Your job is to restate each entry word for word.
>>>>
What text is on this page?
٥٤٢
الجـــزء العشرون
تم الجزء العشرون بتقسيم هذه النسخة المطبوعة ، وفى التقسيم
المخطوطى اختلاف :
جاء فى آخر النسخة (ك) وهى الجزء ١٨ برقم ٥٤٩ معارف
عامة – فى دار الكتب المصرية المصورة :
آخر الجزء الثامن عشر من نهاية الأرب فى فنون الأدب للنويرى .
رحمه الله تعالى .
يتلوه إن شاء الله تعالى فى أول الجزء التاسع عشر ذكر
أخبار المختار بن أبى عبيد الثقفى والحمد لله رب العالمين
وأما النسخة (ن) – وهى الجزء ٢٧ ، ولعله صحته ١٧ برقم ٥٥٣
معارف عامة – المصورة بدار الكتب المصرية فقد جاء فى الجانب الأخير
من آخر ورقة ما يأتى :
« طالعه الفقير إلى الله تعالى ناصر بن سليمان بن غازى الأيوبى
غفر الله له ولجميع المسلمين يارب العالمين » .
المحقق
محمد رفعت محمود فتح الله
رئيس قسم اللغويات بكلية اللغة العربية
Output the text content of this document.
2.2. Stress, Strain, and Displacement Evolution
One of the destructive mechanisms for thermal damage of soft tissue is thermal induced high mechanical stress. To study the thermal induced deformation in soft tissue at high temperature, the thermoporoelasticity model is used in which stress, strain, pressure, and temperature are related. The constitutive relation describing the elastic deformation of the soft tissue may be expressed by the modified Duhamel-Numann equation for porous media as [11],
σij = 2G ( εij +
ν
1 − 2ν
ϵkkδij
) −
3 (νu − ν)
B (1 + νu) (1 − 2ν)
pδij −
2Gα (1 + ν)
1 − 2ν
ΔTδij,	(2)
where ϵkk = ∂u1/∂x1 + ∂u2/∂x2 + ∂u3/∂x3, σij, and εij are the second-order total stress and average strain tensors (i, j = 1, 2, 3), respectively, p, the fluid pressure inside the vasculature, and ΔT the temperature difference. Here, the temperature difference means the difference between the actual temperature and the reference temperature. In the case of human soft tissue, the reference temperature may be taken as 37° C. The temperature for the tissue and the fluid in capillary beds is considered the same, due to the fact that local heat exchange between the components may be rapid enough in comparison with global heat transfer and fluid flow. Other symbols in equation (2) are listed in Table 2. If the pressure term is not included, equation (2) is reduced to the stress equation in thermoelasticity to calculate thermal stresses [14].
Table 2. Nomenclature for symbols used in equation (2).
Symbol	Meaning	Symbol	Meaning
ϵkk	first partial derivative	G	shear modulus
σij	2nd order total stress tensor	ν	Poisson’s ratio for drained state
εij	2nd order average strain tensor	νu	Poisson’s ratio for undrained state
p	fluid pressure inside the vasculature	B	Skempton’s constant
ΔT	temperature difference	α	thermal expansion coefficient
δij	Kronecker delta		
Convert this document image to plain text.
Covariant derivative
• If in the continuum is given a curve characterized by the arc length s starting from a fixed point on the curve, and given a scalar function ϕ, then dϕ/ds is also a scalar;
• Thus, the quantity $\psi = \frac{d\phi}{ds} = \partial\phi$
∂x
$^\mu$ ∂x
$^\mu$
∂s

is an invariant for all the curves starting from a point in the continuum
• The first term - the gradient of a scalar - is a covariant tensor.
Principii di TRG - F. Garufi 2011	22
<<<<
**FINAL RESULT:**
What text is on this page?
٥٤٢
الجـــزء العشرون
تم الجزء العشرون بتقسيم هذه النسخة المطبوعة ، وفى التقسيم
المخطوطى اختلاف :
جاء فى آخر النسخة (ك) وهى الجزء ١٨ برقم ٥٤٩ معارف
عامة – فى دار الكتب المصرية المصورة :
آخر الجزء الثامن عشر من نهاية الأرب فى فنون الأدب للنويرى .
رحمه الله تعالى .
يتلوه إن شاء الله تعالى فى أول الجزء التاسع عشر ذكر
أخبار المختار بن أبى عبيد الثقفى والحمد لله رب العالمين
وأما النسخة (ن) – وهى الجزء ٢٧ ، ولعله صحته ١٧ برقم ٥٥٣
معارف عامة – المصورة بدار الكتب المصرية فقد جاء فى الجانب الأخير
من آخر ورقة ما يأتى :
« طالعه الفقير إلى الله تعالى ناصر بن سليمان بن غازى الأيوبى
غفر الله له ولجميع المسلمين يارب العالمين » .
المحقق
محمد رفعت محمود فتح الله
رئيس قسم اللغويات بكلية اللغة العربية
Output the text content of this document.
2.2. Stress, Strain, and Displacement Evolution
One of the destructive mechanisms for thermal damage of soft tissue is thermal induced high mechanical stress. To study the thermal induced deformation in soft tissue at high temperature, the thermoporoelasticity model is used in which stress, strain, pressure, and temperature are related. The constitutive relation describing the elastic deformation of the soft tissue may be expressed by the modified Duhamel-Numann equation for porous media as [11],
σij = 2G ( εij +
ν
1 − 2ν
ϵkkδij
) −
3 (νu − ν)
B (1 + νu) (1 − 2ν)
pδij −
2Gα (1 + ν)
1 − 2ν
ΔTδij,	(2)
where ϵkk = ∂u1/∂x1 + ∂u2/∂x2 + ∂u3/∂x3, σij, and εij are the second-order total stress and average strain tensors (i, j = 1, 2, 3), respectively, p, the fluid pressure inside the vasculature, and ΔT the temperature difference. Here, the temperature difference means the difference between the actual temperature and the reference temperature. In the case of human soft tissue, the reference temperature may be taken as 37° C. The temperature for the tissue and the fluid in capillary beds is considered the same, due to the fact that local heat exchange between the components may be rapid enough in comparison with global heat transfer and fluid flow. Other symbols in equation (2) are listed in Table 2. If the pressure term is not included, equation (2) is reduced to the stress equation in thermoelasticity to calculate thermal stresses [14].
Table 2. Nomenclature for symbols used in equation (2).
Symbol	Meaning	Symbol	Meaning
ϵkk	first partial derivative	G	shear modulus
σij	2nd order total stress tensor	ν	Poisson’s ratio for drained state
εij	2nd order average strain tensor	νu	Poisson’s ratio for undrained state
p	fluid pressure inside the vasculature	B	Skempton’s constant
ΔT	temperature difference	α	thermal expansion coefficient
δij	Kronecker delta		
Convert this document image to plain text.
Covariant derivative
• If in the continuum is given a curve characterized by the arc length s starting from a fixed point on the curve, and given a scalar function ϕ, then dϕ/ds is also a scalar;
• Thus, the quantity $\psi = \frac{d\phi}{ds} = \partial\phi$
∂x
$^\mu$ ∂x
$^\mu$
∂s

is an invariant for all the curves starting from a point in the continuum
• The first term - the gradient of a scalar - is a covariant tensor.
Principii di TRG - F. Garufi 2011	22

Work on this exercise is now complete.